## START RECORDS FOR THIS TASK
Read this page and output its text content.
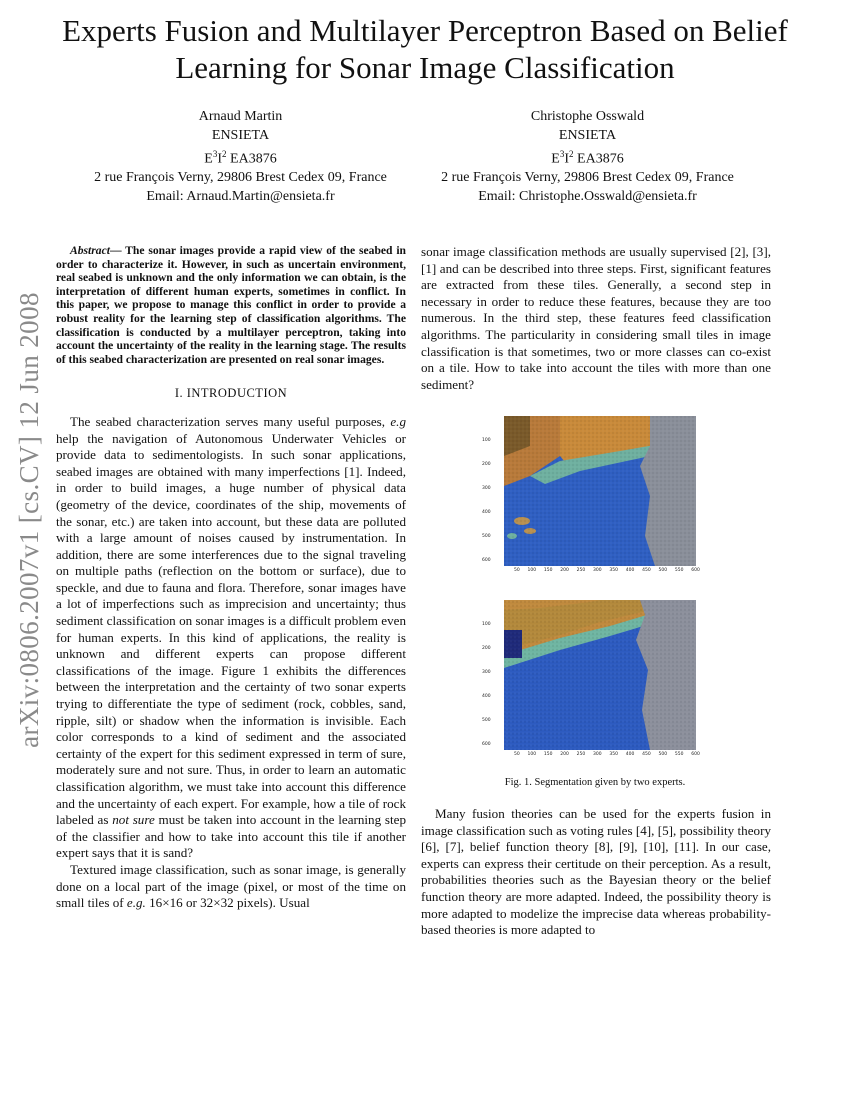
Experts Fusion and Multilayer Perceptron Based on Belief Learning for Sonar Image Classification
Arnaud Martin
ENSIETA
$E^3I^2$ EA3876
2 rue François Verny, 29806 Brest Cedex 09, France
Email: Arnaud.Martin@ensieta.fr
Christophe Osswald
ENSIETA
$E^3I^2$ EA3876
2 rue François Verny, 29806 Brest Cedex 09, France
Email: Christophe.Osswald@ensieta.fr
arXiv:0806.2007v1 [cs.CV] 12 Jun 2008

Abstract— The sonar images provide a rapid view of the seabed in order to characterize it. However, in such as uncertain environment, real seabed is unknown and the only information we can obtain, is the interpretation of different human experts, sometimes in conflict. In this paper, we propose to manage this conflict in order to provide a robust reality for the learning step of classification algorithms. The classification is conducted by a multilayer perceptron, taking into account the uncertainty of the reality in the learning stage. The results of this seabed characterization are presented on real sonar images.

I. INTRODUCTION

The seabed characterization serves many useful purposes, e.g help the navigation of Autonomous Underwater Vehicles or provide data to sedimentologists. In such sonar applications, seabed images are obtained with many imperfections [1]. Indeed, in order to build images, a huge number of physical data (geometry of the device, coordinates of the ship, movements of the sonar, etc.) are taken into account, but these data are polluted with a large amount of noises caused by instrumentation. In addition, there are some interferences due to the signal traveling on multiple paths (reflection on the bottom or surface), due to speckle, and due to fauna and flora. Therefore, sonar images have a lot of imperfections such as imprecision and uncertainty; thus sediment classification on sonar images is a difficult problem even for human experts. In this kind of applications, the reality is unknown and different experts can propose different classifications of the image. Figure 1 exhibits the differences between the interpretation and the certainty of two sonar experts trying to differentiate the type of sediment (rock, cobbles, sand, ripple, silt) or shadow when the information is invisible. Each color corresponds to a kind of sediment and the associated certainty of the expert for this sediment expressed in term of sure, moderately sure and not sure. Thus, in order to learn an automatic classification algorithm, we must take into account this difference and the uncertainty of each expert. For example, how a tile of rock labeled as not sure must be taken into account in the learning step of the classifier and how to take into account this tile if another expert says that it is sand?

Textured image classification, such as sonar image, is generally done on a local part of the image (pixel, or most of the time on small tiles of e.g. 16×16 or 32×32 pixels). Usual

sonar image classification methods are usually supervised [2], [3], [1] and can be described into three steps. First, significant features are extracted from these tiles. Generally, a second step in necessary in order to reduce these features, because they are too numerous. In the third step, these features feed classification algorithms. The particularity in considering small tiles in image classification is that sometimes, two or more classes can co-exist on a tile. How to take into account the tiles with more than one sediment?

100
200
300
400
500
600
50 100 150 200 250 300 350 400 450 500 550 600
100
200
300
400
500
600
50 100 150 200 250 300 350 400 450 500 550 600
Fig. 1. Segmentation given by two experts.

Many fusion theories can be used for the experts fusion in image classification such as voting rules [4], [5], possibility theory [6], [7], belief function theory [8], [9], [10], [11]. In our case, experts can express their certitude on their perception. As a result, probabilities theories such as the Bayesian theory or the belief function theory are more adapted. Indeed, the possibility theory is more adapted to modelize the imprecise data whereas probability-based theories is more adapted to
## END RECORDS FOR THIS TASK
Pictures are excluded; output everything else in the data verbatim.

» **EXERCISE ANSWER**:
Read this page and output its text content.
Experts Fusion and Multilayer Perceptron Based on Belief Learning for Sonar Image Classification
Arnaud Martin
ENSIETA
$E^3I^2$ EA3876
2 rue François Verny, 29806 Brest Cedex 09, France
Email: Arnaud.Martin@ensieta.fr
Christophe Osswald
ENSIETA
$E^3I^2$ EA3876
2 rue François Verny, 29806 Brest Cedex 09, France
Email: Christophe.Osswald@ensieta.fr
arXiv:0806.2007v1 [cs.CV] 12 Jun 2008

Abstract— The sonar images provide a rapid view of the seabed in order to characterize it. However, in such as uncertain environment, real seabed is unknown and the only information we can obtain, is the interpretation of different human experts, sometimes in conflict. In this paper, we propose to manage this conflict in order to provide a robust reality for the learning step of classification algorithms. The classification is conducted by a multilayer perceptron, taking into account the uncertainty of the reality in the learning stage. The results of this seabed characterization are presented on real sonar images.

I. INTRODUCTION

The seabed characterization serves many useful purposes, e.g help the navigation of Autonomous Underwater Vehicles or provide data to sedimentologists. In such sonar applications, seabed images are obtained with many imperfections [1]. Indeed, in order to build images, a huge number of physical data (geometry of the device, coordinates of the ship, movements of the sonar, etc.) are taken into account, but these data are polluted with a large amount of noises caused by instrumentation. In addition, there are some interferences due to the signal traveling on multiple paths (reflection on the bottom or surface), due to speckle, and due to fauna and flora. Therefore, sonar images have a lot of imperfections such as imprecision and uncertainty; thus sediment classification on sonar images is a difficult problem even for human experts. In this kind of applications, the reality is unknown and different experts can propose different classifications of the image. Figure 1 exhibits the differences between the interpretation and the certainty of two sonar experts trying to differentiate the type of sediment (rock, cobbles, sand, ripple, silt) or shadow when the information is invisible. Each color corresponds to a kind of sediment and the associated certainty of the expert for this sediment expressed in term of sure, moderately sure and not sure. Thus, in order to learn an automatic classification algorithm, we must take into account this difference and the uncertainty of each expert. For example, how a tile of rock labeled as not sure must be taken into account in the learning step of the classifier and how to take into account this tile if another expert says that it is sand?

Textured image classification, such as sonar image, is generally done on a local part of the image (pixel, or most of the time on small tiles of e.g. 16×16 or 32×32 pixels). Usual

sonar image classification methods are usually supervised [2], [3], [1] and can be described into three steps. First, significant features are extracted from these tiles. Generally, a second step in necessary in order to reduce these features, because they are too numerous. In the third step, these features feed classification algorithms. The particularity in considering small tiles in image classification is that sometimes, two or more classes can co-exist on a tile. How to take into account the tiles with more than one sediment?

100
200
300
400
500
600
50 100 150 200 250 300 350 400 450 500 550 600
100
200
300
400
500
600
50 100 150 200 250 300 350 400 450 500 550 600
Fig. 1. Segmentation given by two experts.

Many fusion theories can be used for the experts fusion in image classification such as voting rules [4], [5], possibility theory [6], [7], belief function theory [8], [9], [10], [11]. In our case, experts can express their certitude on their perception. As a result, probabilities theories such as the Bayesian theory or the belief function theory are more adapted. Indeed, the possibility theory is more adapted to modelize the imprecise data whereas probability-based theories is more adapted to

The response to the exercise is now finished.